● WHAT YOU WILL DO
Below are some records; return each one exactly as written.

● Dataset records
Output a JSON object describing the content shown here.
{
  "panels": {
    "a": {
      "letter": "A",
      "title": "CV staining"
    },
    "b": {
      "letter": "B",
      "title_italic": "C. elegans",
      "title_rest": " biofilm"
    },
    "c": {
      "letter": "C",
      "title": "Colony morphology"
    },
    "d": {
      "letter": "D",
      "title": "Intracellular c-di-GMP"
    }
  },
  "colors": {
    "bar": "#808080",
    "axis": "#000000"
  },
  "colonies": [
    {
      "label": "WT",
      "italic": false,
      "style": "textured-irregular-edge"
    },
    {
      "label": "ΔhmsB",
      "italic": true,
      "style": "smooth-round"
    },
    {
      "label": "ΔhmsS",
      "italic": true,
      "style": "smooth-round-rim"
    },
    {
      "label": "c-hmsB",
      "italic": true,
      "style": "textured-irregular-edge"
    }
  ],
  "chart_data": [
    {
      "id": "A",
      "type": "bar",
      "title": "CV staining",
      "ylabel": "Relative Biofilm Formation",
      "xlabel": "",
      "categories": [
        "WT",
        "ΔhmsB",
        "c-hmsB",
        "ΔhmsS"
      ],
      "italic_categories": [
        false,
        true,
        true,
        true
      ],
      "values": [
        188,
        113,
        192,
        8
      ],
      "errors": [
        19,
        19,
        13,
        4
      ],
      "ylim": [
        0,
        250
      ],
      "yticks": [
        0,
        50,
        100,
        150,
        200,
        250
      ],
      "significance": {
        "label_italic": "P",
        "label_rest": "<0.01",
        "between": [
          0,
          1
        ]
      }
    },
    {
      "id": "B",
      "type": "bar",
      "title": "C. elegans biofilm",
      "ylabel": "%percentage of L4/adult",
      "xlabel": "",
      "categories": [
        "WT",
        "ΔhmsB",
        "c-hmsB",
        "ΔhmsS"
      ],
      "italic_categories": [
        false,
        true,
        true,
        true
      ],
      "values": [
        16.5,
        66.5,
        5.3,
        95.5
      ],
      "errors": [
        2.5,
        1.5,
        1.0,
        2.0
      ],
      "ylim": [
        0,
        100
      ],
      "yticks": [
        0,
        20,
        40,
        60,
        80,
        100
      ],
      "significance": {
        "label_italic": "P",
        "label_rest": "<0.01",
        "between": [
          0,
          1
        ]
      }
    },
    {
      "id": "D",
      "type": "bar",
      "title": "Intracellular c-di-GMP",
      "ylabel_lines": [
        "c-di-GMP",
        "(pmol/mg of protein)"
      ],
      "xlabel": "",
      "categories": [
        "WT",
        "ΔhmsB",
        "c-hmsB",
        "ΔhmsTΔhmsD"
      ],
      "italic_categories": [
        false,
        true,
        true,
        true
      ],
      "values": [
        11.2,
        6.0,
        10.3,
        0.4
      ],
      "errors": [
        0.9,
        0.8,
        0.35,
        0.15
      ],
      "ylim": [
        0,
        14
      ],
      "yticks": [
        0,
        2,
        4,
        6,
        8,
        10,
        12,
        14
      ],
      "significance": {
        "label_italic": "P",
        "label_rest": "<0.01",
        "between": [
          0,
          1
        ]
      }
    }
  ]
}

● ANSWER AREA
Output a JSON object describing the content shown here.
{
  "panels": {
    "a": {
      "letter": "A",
      "title": "CV staining"
    },
    "b": {
      "letter": "B",
      "title_italic": "C. elegans",
      "title_rest": " biofilm"
    },
    "c": {
      "letter": "C",
      "title": "Colony morphology"
    },
    "d": {
      "letter": "D",
      "title": "Intracellular c-di-GMP"
    }
  },
  "colors": {
    "bar": "#808080",
    "axis": "#000000"
  },
  "colonies": [
    {
      "label": "WT",
      "italic": false,
      "style": "textured-irregular-edge"
    },
    {
      "label": "ΔhmsB",
      "italic": true,
      "style": "smooth-round"
    },
    {
      "label": "ΔhmsS",
      "italic": true,
      "style": "smooth-round-rim"
    },
    {
      "label": "c-hmsB",
      "italic": true,
      "style": "textured-irregular-edge"
    }
  ],
  "chart_data": [
    {
      "id": "A",
      "type": "bar",
      "title": "CV staining",
      "ylabel": "Relative Biofilm Formation",
      "xlabel": "",
      "categories": [
        "WT",
        "ΔhmsB",
        "c-hmsB",
        "ΔhmsS"
      ],
      "italic_categories": [
        false,
        true,
        true,
        true
      ],
      "values": [
        188,
        113,
        192,
        8
      ],
      "errors": [
        19,
        19,
        13,
        4
      ],
      "ylim": [
        0,
        250
      ],
      "yticks": [
        0,
        50,
        100,
        150,
        200,
        250
      ],
      "significance": {
        "label_italic": "P",
        "label_rest": "<0.01",
        "between": [
          0,
          1
        ]
      }
    },
    {
      "id": "B",
      "type": "bar",
      "title": "C. elegans biofilm",
      "ylabel": "%percentage of L4/adult",
      "xlabel": "",
      "categories": [
        "WT",
        "ΔhmsB",
        "c-hmsB",
        "ΔhmsS"
      ],
      "italic_categories": [
        false,
        true,
        true,
        true
      ],
      "values": [
        16.5,
        66.5,
        5.3,
        95.5
      ],
      "errors": [
        2.5,
        1.5,
        1.0,
        2.0
      ],
      "ylim": [
        0,
        100
      ],
      "yticks": [
        0,
        20,
        40,
        60,
        80,
        100
      ],
      "significance": {
        "label_italic": "P",
        "label_rest": "<0.01",
        "between": [
          0,
          1
        ]
      }
    },
    {
      "id": "D",
      "type": "bar",
      "title": "Intracellular c-di-GMP",
      "ylabel_lines": [
        "c-di-GMP",
        "(pmol/mg of protein)"
      ],
      "xlabel": "",
      "categories": [
        "WT",
        "ΔhmsB",
        "c-hmsB",
        "ΔhmsTΔhmsD"
      ],
      "italic_categories": [
        false,
        true,
        true,
        true
      ],
      "values": [
        11.2,
        6.0,
        10.3,
        0.4
      ],
      "errors": [
        0.9,
        0.8,
        0.35,
        0.15
      ],
      "ylim": [
        0,
        14
      ],
      "yticks": [
        0,
        2,
        4,
        6,
        8,
        10,
        12,
        14
      ],
      "significance": {
        "label_italic": "P",
        "label_rest": "<0.01",
        "between": [
          0,
          1
        ]
      }
    }
  ]
}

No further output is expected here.